Short exercise. Determine how many lines include the word "compresses", then give that number and nothing more.

▶

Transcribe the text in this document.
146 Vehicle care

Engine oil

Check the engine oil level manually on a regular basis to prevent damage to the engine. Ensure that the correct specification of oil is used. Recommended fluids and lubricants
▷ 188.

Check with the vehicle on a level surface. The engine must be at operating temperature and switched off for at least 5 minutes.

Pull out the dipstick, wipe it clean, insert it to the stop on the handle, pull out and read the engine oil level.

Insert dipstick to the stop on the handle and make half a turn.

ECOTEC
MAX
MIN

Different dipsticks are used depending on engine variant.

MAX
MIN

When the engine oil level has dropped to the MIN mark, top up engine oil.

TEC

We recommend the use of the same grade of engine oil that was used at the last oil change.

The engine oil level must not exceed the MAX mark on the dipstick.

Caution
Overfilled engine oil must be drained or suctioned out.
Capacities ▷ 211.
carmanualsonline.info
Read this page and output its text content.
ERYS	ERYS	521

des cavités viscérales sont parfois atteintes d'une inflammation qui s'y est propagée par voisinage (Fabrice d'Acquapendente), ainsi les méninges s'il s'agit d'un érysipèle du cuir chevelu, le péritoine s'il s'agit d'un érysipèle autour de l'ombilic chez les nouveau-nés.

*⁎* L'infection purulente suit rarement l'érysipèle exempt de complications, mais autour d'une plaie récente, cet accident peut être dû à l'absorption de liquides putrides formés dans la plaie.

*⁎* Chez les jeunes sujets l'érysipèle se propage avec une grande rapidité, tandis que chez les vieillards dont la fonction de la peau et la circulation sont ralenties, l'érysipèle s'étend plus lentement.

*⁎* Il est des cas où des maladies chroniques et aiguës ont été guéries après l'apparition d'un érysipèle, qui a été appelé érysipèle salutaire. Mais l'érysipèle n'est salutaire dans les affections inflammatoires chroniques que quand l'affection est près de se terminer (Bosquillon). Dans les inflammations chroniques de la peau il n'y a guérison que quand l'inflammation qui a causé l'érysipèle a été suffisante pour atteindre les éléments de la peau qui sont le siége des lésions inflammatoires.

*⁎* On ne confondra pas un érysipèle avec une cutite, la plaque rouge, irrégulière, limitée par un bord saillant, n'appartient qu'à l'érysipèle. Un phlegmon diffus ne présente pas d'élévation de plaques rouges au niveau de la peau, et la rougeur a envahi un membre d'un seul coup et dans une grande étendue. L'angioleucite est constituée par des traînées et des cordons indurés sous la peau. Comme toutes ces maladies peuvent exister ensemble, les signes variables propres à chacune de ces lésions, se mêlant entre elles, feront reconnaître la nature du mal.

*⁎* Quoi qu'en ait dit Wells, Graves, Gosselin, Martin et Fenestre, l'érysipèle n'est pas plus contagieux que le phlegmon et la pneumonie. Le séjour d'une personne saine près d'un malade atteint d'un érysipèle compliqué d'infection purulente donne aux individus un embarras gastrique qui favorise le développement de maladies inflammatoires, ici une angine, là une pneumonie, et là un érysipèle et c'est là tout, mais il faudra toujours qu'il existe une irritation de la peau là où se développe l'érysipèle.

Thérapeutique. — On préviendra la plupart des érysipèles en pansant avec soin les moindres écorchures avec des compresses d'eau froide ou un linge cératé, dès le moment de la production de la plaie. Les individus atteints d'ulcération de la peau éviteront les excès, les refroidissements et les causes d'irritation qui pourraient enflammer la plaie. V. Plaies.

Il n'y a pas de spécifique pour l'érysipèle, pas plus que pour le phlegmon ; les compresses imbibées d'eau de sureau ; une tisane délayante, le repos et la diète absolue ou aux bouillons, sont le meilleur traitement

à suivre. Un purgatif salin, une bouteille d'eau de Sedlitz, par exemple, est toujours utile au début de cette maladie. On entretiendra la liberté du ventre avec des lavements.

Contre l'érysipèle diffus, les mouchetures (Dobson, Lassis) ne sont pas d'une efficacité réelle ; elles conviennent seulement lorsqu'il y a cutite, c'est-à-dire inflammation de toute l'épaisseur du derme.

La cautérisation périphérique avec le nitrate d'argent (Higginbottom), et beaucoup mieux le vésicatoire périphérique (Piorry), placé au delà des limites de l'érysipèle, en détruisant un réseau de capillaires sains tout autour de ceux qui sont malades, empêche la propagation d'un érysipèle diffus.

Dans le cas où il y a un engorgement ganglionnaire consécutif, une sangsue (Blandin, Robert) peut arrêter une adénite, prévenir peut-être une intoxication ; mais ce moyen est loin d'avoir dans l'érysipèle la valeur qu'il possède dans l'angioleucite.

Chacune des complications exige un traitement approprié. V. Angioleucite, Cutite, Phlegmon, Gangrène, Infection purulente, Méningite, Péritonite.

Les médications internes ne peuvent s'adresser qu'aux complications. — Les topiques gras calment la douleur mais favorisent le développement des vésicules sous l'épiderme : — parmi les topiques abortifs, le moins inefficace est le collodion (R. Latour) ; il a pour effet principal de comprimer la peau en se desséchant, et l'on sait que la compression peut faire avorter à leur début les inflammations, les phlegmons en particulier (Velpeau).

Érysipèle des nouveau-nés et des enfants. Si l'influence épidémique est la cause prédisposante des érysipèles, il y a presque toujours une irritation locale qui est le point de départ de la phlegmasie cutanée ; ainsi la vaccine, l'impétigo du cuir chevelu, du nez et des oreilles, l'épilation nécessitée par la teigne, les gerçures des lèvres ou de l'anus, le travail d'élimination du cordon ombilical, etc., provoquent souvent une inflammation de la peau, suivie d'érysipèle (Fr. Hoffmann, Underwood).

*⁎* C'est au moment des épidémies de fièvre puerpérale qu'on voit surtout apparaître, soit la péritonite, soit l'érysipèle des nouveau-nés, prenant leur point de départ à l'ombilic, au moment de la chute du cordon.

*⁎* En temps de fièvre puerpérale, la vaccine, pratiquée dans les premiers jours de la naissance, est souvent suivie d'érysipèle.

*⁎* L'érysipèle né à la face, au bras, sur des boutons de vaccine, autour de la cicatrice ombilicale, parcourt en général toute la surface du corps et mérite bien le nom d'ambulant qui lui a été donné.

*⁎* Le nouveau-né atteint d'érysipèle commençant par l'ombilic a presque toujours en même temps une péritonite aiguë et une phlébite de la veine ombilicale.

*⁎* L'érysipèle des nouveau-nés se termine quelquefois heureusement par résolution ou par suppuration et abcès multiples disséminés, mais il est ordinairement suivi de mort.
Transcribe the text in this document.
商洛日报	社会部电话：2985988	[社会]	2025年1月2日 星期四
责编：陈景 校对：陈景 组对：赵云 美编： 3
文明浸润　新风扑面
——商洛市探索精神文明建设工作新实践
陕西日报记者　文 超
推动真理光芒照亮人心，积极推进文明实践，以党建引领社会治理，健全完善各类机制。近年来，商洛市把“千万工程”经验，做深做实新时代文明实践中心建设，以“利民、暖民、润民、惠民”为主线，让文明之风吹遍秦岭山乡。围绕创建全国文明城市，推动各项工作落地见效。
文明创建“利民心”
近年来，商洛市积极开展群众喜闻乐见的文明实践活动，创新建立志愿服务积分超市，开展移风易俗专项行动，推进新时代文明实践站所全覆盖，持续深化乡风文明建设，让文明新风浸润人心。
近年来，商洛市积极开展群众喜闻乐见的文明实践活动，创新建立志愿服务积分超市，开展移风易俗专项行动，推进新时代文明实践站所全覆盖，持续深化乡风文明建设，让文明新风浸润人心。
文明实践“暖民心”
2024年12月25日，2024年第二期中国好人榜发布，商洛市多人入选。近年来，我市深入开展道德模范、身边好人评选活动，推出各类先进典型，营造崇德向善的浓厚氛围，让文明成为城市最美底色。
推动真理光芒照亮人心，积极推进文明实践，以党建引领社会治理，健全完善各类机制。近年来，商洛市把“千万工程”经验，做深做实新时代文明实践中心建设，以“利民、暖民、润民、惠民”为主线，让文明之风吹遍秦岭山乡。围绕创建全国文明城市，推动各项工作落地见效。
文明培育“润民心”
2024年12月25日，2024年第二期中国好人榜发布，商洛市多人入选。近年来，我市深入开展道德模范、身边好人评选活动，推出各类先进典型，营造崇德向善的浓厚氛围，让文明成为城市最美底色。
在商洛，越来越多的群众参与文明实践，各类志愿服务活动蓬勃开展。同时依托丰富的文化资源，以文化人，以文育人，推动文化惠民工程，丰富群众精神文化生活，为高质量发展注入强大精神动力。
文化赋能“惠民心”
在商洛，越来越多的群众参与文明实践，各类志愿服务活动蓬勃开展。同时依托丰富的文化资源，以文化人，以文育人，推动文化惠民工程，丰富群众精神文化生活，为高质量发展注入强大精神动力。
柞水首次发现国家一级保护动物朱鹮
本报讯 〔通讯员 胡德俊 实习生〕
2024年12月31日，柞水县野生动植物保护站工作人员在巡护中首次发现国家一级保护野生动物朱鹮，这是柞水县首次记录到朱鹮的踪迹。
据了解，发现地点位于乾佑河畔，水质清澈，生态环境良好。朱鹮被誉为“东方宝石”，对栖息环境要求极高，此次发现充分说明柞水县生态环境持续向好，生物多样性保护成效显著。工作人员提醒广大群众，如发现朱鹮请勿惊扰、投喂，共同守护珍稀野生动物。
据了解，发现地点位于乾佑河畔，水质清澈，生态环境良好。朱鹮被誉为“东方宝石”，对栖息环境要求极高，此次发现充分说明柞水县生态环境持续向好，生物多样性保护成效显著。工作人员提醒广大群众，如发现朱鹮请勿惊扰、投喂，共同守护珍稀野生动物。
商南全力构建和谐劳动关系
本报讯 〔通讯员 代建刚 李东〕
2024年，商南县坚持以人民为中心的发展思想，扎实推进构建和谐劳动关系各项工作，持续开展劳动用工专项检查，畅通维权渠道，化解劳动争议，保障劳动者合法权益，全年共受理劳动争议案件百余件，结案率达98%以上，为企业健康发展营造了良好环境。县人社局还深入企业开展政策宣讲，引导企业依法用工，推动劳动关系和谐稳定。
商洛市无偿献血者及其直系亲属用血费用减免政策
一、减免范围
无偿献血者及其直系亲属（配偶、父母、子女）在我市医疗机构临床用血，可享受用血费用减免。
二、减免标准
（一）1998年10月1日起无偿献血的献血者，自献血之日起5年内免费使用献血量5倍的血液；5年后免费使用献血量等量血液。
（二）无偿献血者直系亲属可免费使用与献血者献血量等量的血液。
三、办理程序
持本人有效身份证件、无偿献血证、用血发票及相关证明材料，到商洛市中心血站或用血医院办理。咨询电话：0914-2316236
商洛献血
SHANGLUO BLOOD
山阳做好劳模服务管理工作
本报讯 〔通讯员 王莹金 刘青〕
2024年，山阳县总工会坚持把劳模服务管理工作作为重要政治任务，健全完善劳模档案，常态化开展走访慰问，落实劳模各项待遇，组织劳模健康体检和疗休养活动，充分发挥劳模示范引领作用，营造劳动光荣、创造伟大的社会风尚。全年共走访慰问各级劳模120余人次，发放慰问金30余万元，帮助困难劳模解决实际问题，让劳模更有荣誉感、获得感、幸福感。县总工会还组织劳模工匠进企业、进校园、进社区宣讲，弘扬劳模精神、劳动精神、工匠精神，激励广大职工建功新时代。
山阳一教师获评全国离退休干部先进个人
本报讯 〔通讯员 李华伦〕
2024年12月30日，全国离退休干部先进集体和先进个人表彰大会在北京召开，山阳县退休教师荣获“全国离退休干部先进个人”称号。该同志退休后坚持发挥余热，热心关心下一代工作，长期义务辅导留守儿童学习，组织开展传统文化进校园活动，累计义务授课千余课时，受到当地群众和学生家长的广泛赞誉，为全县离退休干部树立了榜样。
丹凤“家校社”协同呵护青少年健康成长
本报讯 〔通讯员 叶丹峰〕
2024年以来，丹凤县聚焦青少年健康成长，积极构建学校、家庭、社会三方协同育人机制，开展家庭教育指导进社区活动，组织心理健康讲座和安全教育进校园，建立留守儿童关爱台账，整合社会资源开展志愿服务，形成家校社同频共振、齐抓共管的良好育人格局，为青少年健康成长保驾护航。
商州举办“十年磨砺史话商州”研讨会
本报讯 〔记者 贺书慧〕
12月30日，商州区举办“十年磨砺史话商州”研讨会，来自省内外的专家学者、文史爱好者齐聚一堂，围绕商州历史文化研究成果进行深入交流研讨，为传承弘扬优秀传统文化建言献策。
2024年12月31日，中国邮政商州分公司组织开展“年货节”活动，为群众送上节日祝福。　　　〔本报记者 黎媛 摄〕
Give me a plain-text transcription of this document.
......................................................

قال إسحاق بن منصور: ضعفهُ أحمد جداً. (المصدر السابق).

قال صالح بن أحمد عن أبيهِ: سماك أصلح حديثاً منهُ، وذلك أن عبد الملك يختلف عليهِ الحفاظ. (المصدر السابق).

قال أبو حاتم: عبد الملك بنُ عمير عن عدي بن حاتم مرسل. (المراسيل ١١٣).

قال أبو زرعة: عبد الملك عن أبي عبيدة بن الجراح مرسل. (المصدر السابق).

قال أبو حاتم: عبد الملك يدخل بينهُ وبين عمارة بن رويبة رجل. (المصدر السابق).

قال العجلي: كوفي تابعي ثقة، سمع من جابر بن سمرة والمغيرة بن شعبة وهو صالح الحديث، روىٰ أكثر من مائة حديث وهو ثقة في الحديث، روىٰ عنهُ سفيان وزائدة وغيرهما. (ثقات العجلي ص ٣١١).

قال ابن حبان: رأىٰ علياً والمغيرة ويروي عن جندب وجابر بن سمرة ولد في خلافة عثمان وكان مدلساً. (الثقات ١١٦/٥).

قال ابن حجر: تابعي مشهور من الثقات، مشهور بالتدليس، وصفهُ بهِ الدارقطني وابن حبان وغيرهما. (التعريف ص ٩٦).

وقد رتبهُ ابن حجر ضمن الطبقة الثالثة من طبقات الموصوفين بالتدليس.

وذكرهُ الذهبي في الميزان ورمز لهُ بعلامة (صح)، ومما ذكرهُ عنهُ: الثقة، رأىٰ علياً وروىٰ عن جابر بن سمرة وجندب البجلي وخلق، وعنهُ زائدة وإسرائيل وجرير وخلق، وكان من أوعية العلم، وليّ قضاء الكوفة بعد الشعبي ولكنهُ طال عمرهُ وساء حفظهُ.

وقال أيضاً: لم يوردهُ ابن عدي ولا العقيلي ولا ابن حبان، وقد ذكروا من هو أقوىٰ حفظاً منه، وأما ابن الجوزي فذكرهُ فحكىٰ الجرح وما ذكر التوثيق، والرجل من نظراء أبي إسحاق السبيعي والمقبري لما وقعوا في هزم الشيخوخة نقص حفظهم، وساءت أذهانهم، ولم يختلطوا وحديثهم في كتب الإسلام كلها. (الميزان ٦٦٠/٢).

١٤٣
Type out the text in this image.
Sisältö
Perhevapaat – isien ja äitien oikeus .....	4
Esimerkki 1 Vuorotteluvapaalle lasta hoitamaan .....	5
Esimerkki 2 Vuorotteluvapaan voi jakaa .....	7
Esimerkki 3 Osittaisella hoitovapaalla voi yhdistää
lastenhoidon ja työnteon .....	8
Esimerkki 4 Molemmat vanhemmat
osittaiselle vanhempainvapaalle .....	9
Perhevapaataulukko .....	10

◀

Task result. 2